- Problem details: Give the count of lines in the data that include "structured", with no other words.
## START Records
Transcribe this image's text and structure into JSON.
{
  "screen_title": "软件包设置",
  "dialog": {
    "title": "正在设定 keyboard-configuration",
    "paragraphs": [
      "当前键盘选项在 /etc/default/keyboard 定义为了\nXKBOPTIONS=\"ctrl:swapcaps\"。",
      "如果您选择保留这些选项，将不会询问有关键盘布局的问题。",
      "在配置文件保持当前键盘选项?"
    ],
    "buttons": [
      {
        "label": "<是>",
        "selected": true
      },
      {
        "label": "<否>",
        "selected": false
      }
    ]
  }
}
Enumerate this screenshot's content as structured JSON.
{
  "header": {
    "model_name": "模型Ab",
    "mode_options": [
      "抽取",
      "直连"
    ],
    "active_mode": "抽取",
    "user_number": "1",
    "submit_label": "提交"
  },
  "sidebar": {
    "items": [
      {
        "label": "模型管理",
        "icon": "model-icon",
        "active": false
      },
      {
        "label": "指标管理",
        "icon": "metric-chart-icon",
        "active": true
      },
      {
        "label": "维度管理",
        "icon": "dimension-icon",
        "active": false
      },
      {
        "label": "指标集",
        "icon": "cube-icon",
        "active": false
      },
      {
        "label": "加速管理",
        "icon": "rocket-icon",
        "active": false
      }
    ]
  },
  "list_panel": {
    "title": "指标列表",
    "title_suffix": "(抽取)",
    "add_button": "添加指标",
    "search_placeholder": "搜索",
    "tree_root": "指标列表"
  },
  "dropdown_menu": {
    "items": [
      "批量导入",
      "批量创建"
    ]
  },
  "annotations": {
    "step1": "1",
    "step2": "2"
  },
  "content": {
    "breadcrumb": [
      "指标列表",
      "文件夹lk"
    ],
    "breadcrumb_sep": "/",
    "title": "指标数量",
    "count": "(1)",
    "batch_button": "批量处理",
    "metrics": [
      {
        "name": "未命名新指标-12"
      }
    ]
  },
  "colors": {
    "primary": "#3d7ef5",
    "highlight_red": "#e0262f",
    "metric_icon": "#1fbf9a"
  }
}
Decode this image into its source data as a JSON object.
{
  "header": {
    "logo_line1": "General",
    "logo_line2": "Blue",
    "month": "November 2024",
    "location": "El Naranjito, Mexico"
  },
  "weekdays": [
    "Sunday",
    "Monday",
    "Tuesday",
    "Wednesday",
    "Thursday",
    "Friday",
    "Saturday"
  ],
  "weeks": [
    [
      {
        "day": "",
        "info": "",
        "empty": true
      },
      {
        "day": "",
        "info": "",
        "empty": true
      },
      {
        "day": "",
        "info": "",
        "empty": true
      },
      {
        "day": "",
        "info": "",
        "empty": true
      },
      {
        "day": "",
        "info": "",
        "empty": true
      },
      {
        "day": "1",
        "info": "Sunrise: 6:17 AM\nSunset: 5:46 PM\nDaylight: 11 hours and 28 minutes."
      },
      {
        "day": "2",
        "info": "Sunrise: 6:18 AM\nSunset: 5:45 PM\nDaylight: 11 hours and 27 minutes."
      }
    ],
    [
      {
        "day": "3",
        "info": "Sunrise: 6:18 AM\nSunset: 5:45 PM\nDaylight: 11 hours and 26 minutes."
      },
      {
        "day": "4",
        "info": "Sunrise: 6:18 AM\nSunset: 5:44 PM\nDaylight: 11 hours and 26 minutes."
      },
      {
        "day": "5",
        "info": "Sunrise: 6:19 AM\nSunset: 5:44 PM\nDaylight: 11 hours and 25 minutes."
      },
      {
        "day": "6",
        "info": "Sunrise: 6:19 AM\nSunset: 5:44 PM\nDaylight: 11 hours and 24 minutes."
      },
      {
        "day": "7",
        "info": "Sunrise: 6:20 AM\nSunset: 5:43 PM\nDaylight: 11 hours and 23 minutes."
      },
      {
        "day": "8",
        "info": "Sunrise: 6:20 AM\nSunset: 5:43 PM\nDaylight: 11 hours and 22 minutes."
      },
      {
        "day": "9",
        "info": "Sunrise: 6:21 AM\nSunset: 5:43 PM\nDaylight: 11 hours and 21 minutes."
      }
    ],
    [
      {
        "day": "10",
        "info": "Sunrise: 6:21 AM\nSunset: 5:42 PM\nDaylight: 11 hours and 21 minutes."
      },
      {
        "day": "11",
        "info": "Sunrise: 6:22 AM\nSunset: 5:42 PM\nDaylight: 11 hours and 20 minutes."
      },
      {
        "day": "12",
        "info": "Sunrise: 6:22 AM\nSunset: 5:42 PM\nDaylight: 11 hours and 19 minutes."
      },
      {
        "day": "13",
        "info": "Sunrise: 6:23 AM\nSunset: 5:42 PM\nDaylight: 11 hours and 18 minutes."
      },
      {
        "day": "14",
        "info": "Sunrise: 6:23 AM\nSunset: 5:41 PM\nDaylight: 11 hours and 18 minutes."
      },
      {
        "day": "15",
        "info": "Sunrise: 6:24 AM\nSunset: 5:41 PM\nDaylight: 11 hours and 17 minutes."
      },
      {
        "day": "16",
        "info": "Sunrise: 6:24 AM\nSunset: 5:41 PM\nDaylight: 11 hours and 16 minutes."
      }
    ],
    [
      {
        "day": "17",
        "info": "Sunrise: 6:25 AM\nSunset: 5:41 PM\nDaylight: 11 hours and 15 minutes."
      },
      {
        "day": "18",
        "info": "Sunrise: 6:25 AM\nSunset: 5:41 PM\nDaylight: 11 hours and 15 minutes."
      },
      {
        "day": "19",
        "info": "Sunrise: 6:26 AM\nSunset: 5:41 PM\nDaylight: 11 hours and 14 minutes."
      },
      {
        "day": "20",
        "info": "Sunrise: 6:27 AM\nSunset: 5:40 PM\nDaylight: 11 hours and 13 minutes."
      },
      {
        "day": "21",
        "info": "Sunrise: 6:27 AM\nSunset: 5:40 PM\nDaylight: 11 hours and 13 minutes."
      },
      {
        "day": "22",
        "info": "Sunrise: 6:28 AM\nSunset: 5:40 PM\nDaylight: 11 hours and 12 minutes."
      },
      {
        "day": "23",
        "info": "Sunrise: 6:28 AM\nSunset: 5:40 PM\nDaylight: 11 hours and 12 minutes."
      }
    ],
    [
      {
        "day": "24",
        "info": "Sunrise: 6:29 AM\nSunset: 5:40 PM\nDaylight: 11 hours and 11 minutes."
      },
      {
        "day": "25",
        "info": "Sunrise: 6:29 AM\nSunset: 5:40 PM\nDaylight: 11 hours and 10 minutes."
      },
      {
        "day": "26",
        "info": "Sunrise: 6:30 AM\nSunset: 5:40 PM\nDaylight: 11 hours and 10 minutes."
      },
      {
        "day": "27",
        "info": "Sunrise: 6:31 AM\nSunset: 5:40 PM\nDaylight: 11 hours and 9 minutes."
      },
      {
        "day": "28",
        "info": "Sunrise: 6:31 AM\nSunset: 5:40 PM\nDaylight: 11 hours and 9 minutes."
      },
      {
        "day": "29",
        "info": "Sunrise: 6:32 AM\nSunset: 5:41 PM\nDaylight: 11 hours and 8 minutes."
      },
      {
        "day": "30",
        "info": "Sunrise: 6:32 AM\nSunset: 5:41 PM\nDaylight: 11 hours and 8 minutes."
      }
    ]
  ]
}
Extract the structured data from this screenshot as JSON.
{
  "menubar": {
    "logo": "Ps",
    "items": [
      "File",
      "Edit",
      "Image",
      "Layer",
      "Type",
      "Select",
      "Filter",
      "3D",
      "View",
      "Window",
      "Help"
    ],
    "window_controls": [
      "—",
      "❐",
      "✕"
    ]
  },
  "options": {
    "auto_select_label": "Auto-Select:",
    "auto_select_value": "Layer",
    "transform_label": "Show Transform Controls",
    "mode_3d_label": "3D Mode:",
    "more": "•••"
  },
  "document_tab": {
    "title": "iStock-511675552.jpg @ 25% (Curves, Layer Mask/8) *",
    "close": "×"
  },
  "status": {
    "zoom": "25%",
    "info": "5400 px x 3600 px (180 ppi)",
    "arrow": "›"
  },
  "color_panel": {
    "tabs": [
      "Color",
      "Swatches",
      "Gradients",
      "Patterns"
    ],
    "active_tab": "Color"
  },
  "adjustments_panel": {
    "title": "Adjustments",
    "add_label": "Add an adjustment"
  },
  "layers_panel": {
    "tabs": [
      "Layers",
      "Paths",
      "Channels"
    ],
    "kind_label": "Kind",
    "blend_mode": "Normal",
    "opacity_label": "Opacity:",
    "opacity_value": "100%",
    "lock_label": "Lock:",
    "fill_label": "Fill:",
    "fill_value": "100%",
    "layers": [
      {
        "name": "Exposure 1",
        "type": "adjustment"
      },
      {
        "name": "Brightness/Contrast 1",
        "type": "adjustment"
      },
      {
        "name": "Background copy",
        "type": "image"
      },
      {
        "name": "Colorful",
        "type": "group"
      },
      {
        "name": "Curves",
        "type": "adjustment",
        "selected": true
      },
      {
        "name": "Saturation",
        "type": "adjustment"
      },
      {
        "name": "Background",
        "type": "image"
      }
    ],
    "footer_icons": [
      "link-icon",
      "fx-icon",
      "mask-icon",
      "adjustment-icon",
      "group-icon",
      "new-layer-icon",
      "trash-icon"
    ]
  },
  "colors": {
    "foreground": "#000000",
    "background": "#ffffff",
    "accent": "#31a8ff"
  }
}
## END Records
- Result for this exercise: 2